# A solution for NSUCRYPTO 2020
- Problem 8: _Collisions_
- By: _ndh_

**_Answer for Q1:_**

Let $|$ denotes block concatenation. Let $x$ be a block such that $f(x)$ is known. Let $m$ be a 2-block message $x|f(x)$. Then, $H(m) = f(f(x) \oplus x \oplus f(x)) \oplus f(x) = f(x) \oplus f(x) = 0$. Therefore, we have a simple algorithm for finding collisions of $H$ as follows:

-   Input: None.
-   Output: $m_1$ and $m_2$ such that $H(m_1) = H(m_2)$.


1.   Choose two random different blocks $b_1$, $b_2$ such that $f(b_1)$ and $f(b_2)$ are known (from the set of $10n$ obtained blocks).
2.   Output $b_1|f(b_1)$ and $b_2|f(b_2)$.

**_Answer for Q2:_**

Let $u_1 = m_1$,  $u_2 = m_1 \oplus m_2$, $u_3 = m_2 \oplus m_3$, ..., $u_k = m_{k-1} \oplus m_k$. We call $(u_1, u_2, ..., u_k)$ the u-form of $m$. Observe that $m_1 = u_1$, $m_2 = m_1 \oplus u_2 = u_1 \oplus u_2$, $m_3 = m_2 \oplus u_3 = u_1 \oplus u_2 \oplus u_3$, ..., $m_k = u_1 \oplus u_2 \;\oplus\;...\;\oplus\;u_k$, the hash function $H$ with respect to the u-form of $m$ is as follows (Figure 8.1):

_Figure 8.1_  
![8.1.svg](attachment:8.1.svg)

Here, two algorithms for finding the second preimage $m'$, given $m$ and $H(m)$, are proposed. The first one only uses $H(m)$, as it can find the preimage for any hash value. The second only uses $m$. Both of the algorithms exploit the XOR sum of $u_1, u_2, ..., u_k$ at the end of the hash function. 

From now on, blocks are treated as vectors in $\mathbb{F}_2^n$ and $b_i$ denotes a block such that $f(b_i)$ is known.

_Algorithm 1_:

-   Input: $H(m)$.  
-   Output: $m'$ such that $H(m') = H(m)$.


1.  Repeatedly pick a random vector $b_i$ until we have $n$ linearly independent vectors of the form $b_i + f(b_i)$. Those vectors form a basis $B$ for $\mathbb{F}_2^n$.

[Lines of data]

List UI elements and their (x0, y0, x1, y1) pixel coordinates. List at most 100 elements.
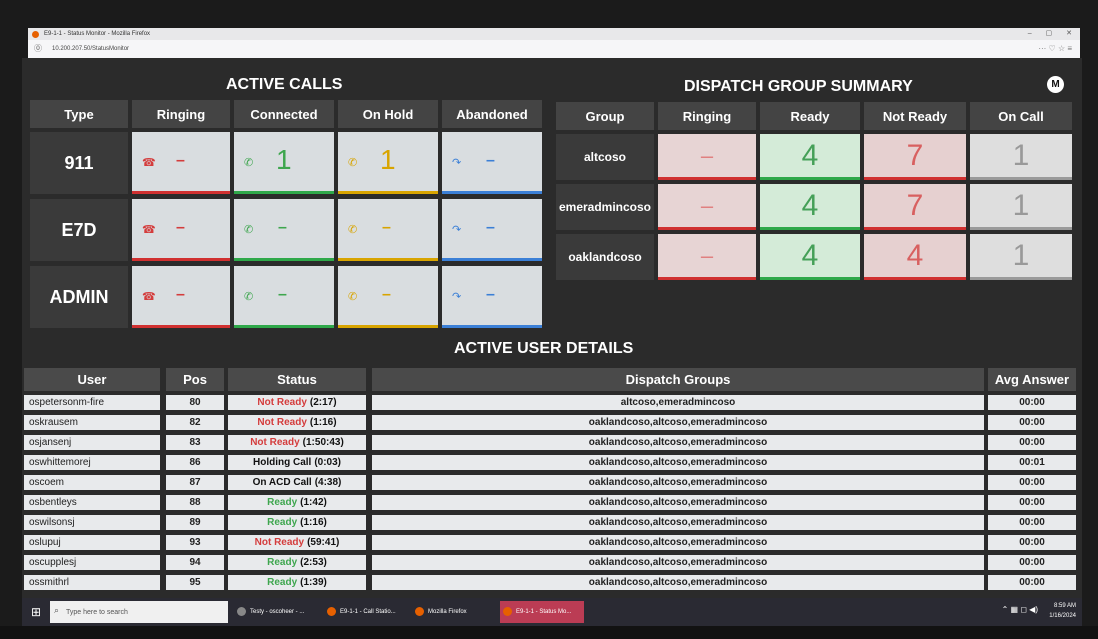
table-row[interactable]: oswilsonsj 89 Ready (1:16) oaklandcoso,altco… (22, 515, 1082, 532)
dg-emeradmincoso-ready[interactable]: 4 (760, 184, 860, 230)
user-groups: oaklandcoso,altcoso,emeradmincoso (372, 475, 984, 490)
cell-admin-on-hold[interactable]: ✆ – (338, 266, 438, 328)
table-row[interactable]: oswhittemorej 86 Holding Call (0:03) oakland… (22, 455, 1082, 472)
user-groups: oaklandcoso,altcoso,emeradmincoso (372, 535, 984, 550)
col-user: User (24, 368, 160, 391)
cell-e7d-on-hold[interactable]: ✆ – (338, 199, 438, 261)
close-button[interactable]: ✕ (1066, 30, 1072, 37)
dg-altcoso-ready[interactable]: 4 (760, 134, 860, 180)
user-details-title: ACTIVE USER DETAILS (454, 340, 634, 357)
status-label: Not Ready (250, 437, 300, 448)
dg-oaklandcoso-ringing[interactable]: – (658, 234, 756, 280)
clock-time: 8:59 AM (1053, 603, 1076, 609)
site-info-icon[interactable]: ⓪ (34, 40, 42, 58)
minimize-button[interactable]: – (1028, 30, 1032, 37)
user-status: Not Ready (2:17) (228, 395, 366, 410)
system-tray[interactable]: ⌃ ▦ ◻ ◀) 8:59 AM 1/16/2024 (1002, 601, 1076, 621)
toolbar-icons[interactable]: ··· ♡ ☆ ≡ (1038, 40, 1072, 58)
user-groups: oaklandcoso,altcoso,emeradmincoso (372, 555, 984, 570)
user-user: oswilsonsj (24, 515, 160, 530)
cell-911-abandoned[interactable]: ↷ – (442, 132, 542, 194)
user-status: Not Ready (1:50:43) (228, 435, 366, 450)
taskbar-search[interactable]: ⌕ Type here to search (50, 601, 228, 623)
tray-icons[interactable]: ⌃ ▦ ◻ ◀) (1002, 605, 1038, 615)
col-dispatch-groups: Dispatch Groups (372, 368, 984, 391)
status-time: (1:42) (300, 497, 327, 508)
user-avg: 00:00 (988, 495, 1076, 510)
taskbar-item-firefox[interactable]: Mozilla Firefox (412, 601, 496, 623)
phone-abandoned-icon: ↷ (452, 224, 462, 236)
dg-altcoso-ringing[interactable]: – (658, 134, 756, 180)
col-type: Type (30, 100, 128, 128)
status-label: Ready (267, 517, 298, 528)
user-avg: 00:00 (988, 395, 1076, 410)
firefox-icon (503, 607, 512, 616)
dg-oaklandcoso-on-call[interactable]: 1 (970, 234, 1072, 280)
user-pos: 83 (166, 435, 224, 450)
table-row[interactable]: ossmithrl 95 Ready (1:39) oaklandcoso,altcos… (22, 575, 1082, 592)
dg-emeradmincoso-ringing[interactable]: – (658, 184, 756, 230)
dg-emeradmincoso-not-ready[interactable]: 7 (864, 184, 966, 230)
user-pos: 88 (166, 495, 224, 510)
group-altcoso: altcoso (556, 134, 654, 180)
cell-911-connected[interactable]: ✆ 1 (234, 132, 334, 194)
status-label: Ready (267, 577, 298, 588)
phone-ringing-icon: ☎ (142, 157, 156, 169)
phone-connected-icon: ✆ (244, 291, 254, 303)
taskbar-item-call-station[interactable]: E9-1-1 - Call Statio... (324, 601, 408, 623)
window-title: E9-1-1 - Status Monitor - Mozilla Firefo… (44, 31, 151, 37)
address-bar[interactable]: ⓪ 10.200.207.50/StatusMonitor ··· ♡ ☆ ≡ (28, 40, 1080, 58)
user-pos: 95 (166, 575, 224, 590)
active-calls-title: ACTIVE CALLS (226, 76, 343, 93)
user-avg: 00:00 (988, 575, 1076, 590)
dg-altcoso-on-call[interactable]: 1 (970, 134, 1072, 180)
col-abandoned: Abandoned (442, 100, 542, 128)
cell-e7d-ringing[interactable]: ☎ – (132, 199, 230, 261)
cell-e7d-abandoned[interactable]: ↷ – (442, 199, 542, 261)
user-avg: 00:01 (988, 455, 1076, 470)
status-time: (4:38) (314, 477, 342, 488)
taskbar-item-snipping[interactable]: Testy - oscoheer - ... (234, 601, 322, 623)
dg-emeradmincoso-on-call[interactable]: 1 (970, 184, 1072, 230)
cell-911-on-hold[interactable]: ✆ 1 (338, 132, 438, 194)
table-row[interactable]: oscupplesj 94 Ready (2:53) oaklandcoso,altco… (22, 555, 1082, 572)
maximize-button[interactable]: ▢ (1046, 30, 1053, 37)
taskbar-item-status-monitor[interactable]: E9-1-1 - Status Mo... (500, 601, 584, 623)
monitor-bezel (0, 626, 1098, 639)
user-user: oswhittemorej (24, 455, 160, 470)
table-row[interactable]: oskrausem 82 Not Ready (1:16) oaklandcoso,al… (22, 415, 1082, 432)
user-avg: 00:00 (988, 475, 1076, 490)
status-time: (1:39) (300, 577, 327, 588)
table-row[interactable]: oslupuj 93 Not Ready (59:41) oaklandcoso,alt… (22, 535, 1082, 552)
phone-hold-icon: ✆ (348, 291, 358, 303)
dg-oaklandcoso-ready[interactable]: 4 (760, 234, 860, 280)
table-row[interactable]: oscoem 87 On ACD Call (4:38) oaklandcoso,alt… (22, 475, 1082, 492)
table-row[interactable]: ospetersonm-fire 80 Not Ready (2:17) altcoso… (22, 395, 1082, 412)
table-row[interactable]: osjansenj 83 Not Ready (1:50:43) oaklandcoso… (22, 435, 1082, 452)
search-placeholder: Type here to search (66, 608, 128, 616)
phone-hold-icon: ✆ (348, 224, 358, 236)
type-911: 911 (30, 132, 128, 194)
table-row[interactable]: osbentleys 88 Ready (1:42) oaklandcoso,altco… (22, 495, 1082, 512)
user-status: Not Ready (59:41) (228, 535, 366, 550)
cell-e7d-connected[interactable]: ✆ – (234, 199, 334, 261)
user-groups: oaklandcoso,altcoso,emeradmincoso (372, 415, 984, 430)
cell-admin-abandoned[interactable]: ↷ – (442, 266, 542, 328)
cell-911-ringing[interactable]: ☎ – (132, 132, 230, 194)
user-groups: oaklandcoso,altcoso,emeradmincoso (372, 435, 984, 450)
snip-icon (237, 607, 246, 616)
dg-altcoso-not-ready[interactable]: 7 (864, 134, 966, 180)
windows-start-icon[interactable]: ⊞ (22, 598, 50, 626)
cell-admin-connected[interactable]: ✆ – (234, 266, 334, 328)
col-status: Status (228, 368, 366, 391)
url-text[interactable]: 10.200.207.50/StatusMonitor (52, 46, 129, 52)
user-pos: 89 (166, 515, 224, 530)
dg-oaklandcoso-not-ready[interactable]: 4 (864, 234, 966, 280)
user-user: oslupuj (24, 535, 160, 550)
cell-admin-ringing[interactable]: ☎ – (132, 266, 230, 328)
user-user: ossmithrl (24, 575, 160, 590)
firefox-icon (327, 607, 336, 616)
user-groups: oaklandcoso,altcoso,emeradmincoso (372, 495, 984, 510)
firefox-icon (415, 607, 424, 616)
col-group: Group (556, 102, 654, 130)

Tasks and exercises:
1 – Using the solution for the NSUCRYPTO collisions problem, decide whether each statement agrees with it. (a) Algorithm 1 takes the message $m$ as its input. (b) In the answer for Q1, the two-block message $x|f(x)$ has a hash value of 0. (c) In the u-form, $u_1$ equals $m_1$.
2 – Carry on the NSUCRYPTO collisions solution from its last line.

Expected answers:
1 –
(a) No: "Input: $H(m)$."
(b) Yes: "Then, $H(m) = f(f(x) \oplus x \oplus f(x)) \oplus f(x) = f(x) \oplus f(x) = 0$."
(c) Yes: "Let $u_1 = m_1$"

2 –
2.  Pick another vector $b_{-1}$. This vector will be used as input to the last call to $f$ (the right-most $f$, as in Figure 8.1).
3.  Solve the equation $Bx = H(m) + b_{-1} + f(b_{-1})$, which results in a subset $S$ of $B$ such that $\sum_S{(b_i+f(b_i))} = H(m) + b_{-1} + f(b_{-1})$. Name the vectors in $S$ as $b_1 + f(b_1), b_2 + f(b_2), ..., b_{|S|} + f(b_{|S|})$.
4.  If $S = \emptyset$ (this only happens when $H(m) = b_{-1} + f(b_{-1})$), return $b_{-1}$. Otherwise, let $(b_1, f(b_1) + b_2, f(b_2) + b_3, ..., f(b_{|S|-1}) + b_{|S|}$, $f(b_{|S|}) + b_{-1})$ be the u-form of $m'$, return $m'$.

The proof of correctness of Algorithm 1 just requires some simple arithmetic (see Figure 8.2). Note that in step 1, since we have $10n$ different $b_i$ to choose from, it's likely that $10n$ vectors of the form $(b_i + f(b_i))$ span $\mathbb{F}_2^n$ (see [this](https://math.stackexchange.com/questions/171966/whats-the-probability-a-subset-of-an-mathbb-f-2-vector-space-is-a-spanning-se) for more information) and we're able to construct a basis for $\mathbb{F}_2^n$ before the set of $b_i$ is exhausted.

_Figure 8.2_  
![8.2.svg](attachment:8.2.svg)

_Algorithm 2_:

-   Input: $m$.  
-   Output: $m' \ne m$ such that $H(m') = H(m)$.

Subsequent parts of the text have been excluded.